Dataset entries

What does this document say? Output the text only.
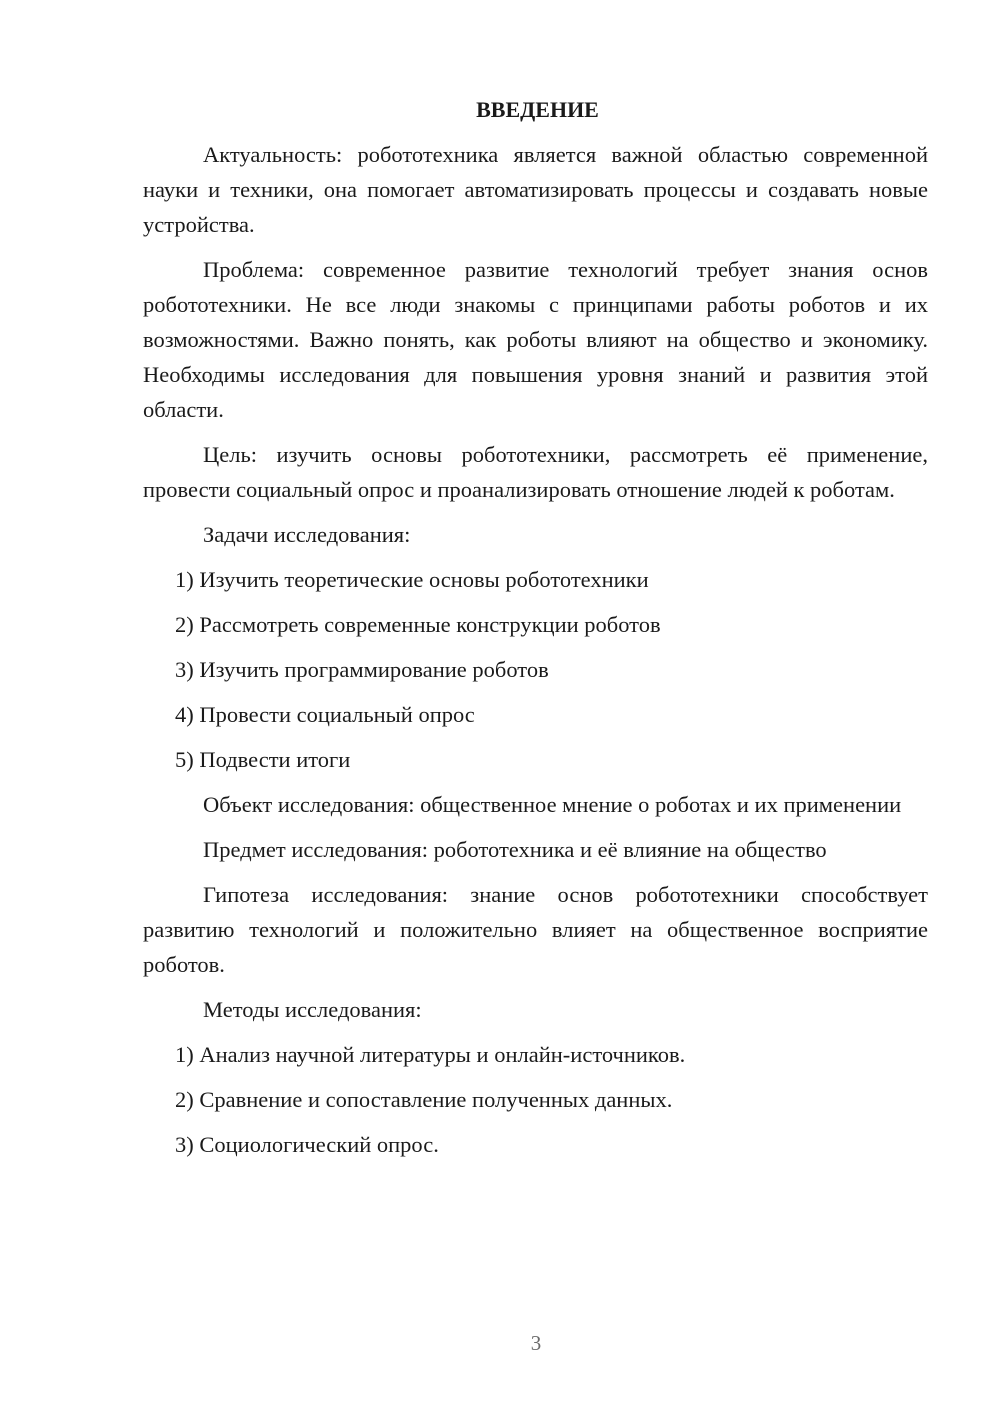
ВВЕДЕНИЕ

Актуальность: робототехника является важной областью современной науки и техники, она помогает автоматизировать процессы и создавать новые устройства.

Проблема: современное развитие технологий требует знания основ робототехники. Не все люди знакомы с принципами работы роботов и их возможностями. Важно понять, как роботы влияют на общество и экономику. Необходимы исследования для повышения уровня знаний и развития этой области.

Цель: изучить основы робототехники, рассмотреть её применение, провести социальный опрос и проанализировать отношение людей к роботам.

Задачи исследования:

1) Изучить теоретические основы робототехники
2) Рассмотреть современные конструкции роботов
3) Изучить программирование роботов
4) Провести социальный опрос
5) Подвести итоги

Объект исследования: общественное мнение о роботах и их применении

Предмет исследования: робототехника и её влияние на общество

Гипотеза исследования: знание основ робототехники способствует развитию технологий и положительно влияет на общественное восприятие роботов.

Методы исследования:

1) Анализ научной литературы и онлайн-источников.
2) Сравнение и сопоставление полученных данных.
3) Социологический опрос.
3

- **PROBLEM DETAILS**
In the records above, how many lines contain the word "технологий"? Give the number alone.

- **EXERCISE SOLUTION**
2